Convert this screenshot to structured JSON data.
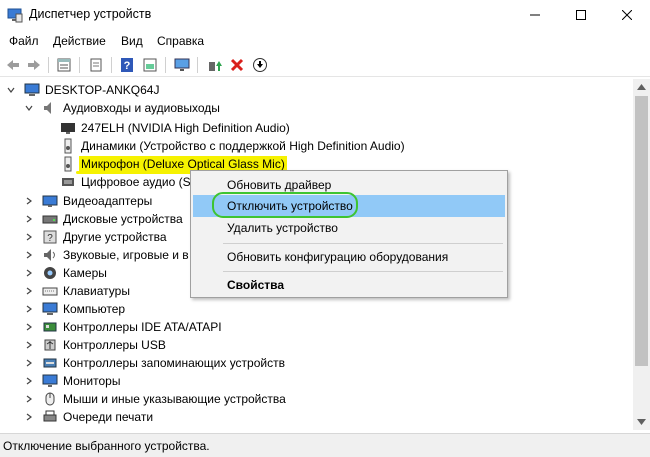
{
  "window": {
    "title": "Диспетчер устройств"
  },
  "menu": [
    "Файл",
    "Действие",
    "Вид",
    "Справка"
  ],
  "toolbar": [
    "back",
    "forward",
    "properties",
    "show-hidden",
    "help",
    "refresh",
    "monitor",
    "update-driver",
    "uninstall",
    "disable"
  ],
  "tree": {
    "root": "DESKTOP-ANKQ64J",
    "audio_group": "Аудиовходы и аудиовыходы",
    "audio_children": [
      "247ELH (NVIDIA High Definition Audio)",
      "Динамики (Устройство с поддержкой High Definition Audio)",
      "Микрофон (Deluxe Optical Glass Mic)",
      "Цифровое аудио (S/"
    ],
    "categories": [
      "Видеоадаптеры",
      "Дисковые устройства",
      "Другие устройства",
      "Звуковые, игровые и в",
      "Камеры",
      "Клавиатуры",
      "Компьютер",
      "Контроллеры IDE ATA/ATAPI",
      "Контроллеры USB",
      "Контроллеры запоминающих устройств",
      "Мониторы",
      "Мыши и иные указывающие устройства",
      "Очереди печати"
    ]
  },
  "context_menu": {
    "update_driver": "Обновить драйвер",
    "disable_device": "Отключить устройство",
    "uninstall_device": "Удалить устройство",
    "scan_hardware": "Обновить конфигурацию оборудования",
    "properties": "Свойства"
  },
  "status_bar": "Отключение выбранного устройства.",
  "colors": {
    "highlight_yellow": "#f6f200",
    "annotation_green": "#3ec431",
    "menu_active": "#91c9f7"
  }
}
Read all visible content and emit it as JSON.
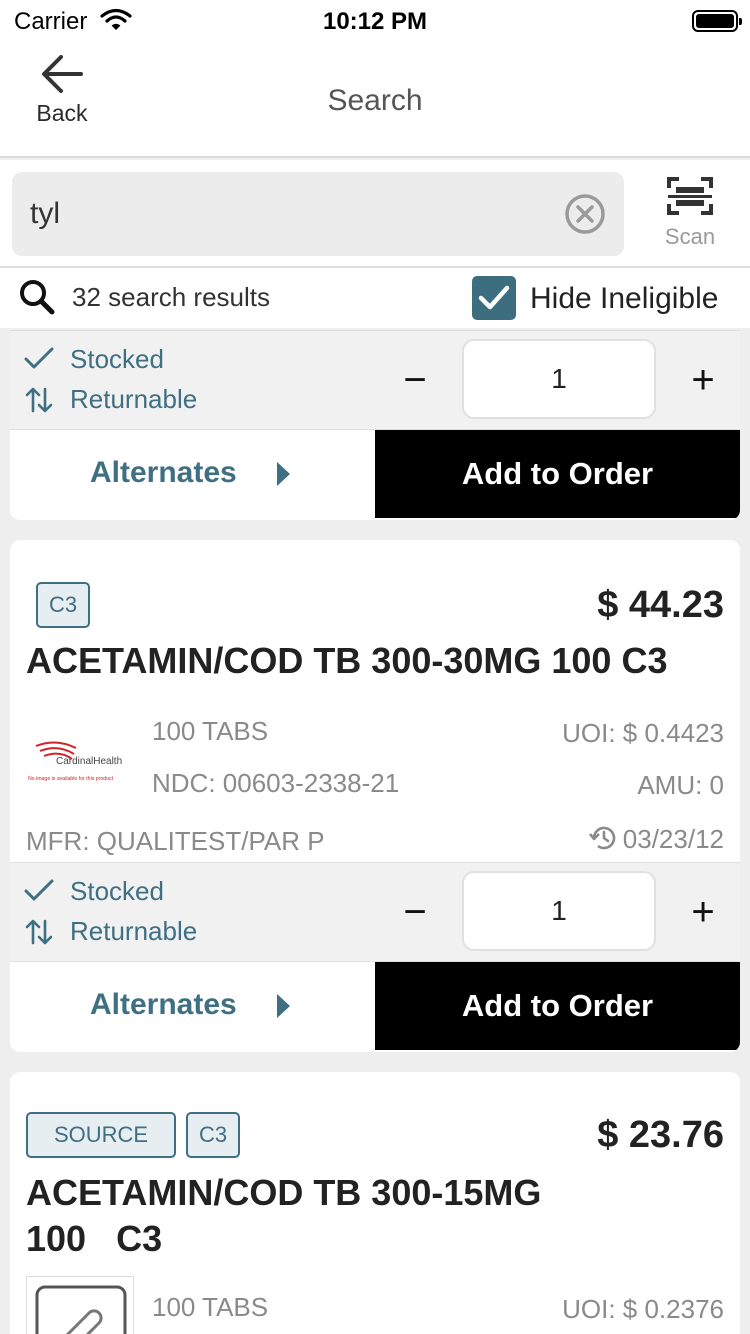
{
  "status": {
    "carrier": "Carrier",
    "time": "10:12 PM"
  },
  "nav": {
    "back_label": "Back",
    "title": "Search"
  },
  "search": {
    "value": "tyl",
    "scan_label": "Scan"
  },
  "results": {
    "count_text": "32 search results",
    "hide_label": "Hide Ineligible",
    "hide_checked": true
  },
  "labels": {
    "stocked": "Stocked",
    "returnable": "Returnable",
    "alternates": "Alternates",
    "add_to_order": "Add to Order",
    "minus": "−",
    "plus": "+"
  },
  "top_card": {
    "qty": "1"
  },
  "products": [
    {
      "badges": [
        "C3"
      ],
      "price": "$ 44.23",
      "name": "ACETAMIN/COD TB 300-30MG 100 C3",
      "pack": "100 TABS",
      "ndc": "NDC: 00603-2338-21",
      "uoi": "UOI: $ 0.4423",
      "amu": "AMU: 0",
      "mfr": "MFR: QUALITEST/PAR P",
      "last_date": "03/23/12",
      "qty": "1",
      "image_brand": "CardinalHealth",
      "image_note": "No image is available for this product"
    },
    {
      "badges": [
        "SOURCE",
        "C3"
      ],
      "price": "$ 23.76",
      "name_line1": "ACETAMIN/COD TB 300-15MG",
      "name_line2": "100   C3",
      "pack": "100 TABS",
      "uoi": "UOI: $ 0.2376"
    }
  ],
  "colors": {
    "accent": "#3f6f82",
    "button_black": "#000000",
    "background": "#eeeeee"
  }
}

··········

### Problem to work on
Every entry must be written out exactly, with all pictures left out.

### Response to this exercise
Convert this screenshot to structured JSON data.
{
  "window": {
    "title": "Диспетчер устройств"
  },
  "menu": [
    "Файл",
    "Действие",
    "Вид",
    "Справка"
  ],
  "toolbar": [
    "back",
    "forward",
    "properties",
    "show-hidden",
    "help",
    "refresh",
    "monitor",
    "update-driver",
    "uninstall",
    "disable"
  ],
  "tree": {
    "root": "DESKTOP-ANKQ64J",
    "audio_group": "Аудиовходы и аудиовыходы",
    "audio_children": [
      "247ELH (NVIDIA High Definition Audio)",
      "Динамики (Устройство с поддержкой High Definition Audio)",
      "Микрофон (Deluxe Optical Glass Mic)",
      "Цифровое аудио (S/"
    ],
    "categories": [
      "Видеоадаптеры",
      "Дисковые устройства",
      "Другие устройства",
      "Звуковые, игровые и в",
      "Камеры",
      "Клавиатуры",
      "Компьютер",
      "Контроллеры IDE ATA/ATAPI",
      "Контроллеры USB",
      "Контроллеры запоминающих устройств",
      "Мониторы",
      "Мыши и иные указывающие устройства",
      "Очереди печати"
    ]
  },
  "context_menu": {
    "update_driver": "Обновить драйвер",
    "disable_device": "Отключить устройство",
    "uninstall_device": "Удалить устройство",
    "scan_hardware": "Обновить конфигурацию оборудования",
    "properties": "Свойства"
  },
  "status_bar": "Отключение выбранного устройства.",
  "colors": {
    "highlight_yellow": "#f6f200",
    "annotation_green": "#3ec431",
    "menu_active": "#91c9f7"
  }
}
Read all visible content and emit it as JSON.
{
  "status": {
    "carrier": "Carrier",
    "time": "10:12 PM"
  },
  "nav": {
    "back_label": "Back",
    "title": "Search"
  },
  "search": {
    "value": "tyl",
    "scan_label": "Scan"
  },
  "results": {
    "count_text": "32 search results",
    "hide_label": "Hide Ineligible",
    "hide_checked": true
  },
  "labels": {
    "stocked": "Stocked",
    "returnable": "Returnable",
    "alternates": "Alternates",
    "add_to_order": "Add to Order",
    "minus": "−",
    "plus": "+"
  },
  "top_card": {
    "qty": "1"
  },
  "products": [
    {
      "badges": [
        "C3"
      ],
      "price": "$ 44.23",
      "name": "ACETAMIN/COD TB 300-30MG 100 C3",
      "pack": "100 TABS",
      "ndc": "NDC: 00603-2338-21",
      "uoi": "UOI: $ 0.4423",
      "amu": "AMU: 0",
      "mfr": "MFR: QUALITEST/PAR P",
      "last_date": "03/23/12",
      "qty": "1",
      "image_brand": "CardinalHealth",
      "image_note": "No image is available for this product"
    },
    {
      "badges": [
        "SOURCE",
        "C3"
      ],
      "price": "$ 23.76",
      "name_line1": "ACETAMIN/COD TB 300-15MG",
      "name_line2": "100   C3",
      "pack": "100 TABS",
      "uoi": "UOI: $ 0.2376"
    }
  ],
  "colors": {
    "accent": "#3f6f82",
    "button_black": "#000000",
    "background": "#eeeeee"
  }
}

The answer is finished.